Supplied entries
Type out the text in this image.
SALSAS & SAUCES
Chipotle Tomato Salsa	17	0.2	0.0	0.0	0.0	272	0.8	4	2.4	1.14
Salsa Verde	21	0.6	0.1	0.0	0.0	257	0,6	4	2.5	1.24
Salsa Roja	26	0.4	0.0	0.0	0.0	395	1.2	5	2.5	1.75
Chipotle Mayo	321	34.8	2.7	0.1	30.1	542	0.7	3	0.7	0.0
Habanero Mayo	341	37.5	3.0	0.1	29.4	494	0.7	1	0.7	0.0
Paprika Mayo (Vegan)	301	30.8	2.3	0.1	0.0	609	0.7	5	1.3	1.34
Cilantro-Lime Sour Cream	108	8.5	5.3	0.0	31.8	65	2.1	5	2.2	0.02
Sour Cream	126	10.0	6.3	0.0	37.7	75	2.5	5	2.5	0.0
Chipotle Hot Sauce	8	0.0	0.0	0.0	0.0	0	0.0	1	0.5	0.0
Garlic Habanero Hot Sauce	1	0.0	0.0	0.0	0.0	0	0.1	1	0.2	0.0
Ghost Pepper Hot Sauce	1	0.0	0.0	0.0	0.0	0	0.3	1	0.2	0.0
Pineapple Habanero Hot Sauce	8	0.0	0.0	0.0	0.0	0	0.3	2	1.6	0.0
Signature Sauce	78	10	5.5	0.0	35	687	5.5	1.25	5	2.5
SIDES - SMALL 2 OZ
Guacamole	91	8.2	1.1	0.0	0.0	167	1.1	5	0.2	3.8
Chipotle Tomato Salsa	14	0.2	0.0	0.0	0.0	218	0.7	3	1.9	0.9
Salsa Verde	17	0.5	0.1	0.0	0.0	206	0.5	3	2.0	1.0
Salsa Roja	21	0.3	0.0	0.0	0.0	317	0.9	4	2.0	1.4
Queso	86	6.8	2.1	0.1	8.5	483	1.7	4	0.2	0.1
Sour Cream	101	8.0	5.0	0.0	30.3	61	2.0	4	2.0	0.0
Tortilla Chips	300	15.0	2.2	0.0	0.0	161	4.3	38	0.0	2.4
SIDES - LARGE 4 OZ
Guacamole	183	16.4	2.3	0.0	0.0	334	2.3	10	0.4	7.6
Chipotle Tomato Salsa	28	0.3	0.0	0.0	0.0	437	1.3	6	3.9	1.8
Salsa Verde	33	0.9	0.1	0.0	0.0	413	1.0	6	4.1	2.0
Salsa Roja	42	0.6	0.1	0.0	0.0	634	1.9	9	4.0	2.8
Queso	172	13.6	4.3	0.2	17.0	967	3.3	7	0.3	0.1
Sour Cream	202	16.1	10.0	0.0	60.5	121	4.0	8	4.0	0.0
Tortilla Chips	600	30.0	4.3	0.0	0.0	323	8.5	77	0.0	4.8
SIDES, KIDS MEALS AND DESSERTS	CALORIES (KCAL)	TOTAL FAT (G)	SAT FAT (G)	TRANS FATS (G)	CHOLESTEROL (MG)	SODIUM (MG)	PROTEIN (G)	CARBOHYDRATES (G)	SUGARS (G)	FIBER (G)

Instructions to follow
Considering only lines that hold the word "Queso", work out how many appear in the listing above and give that number only.

Reply
2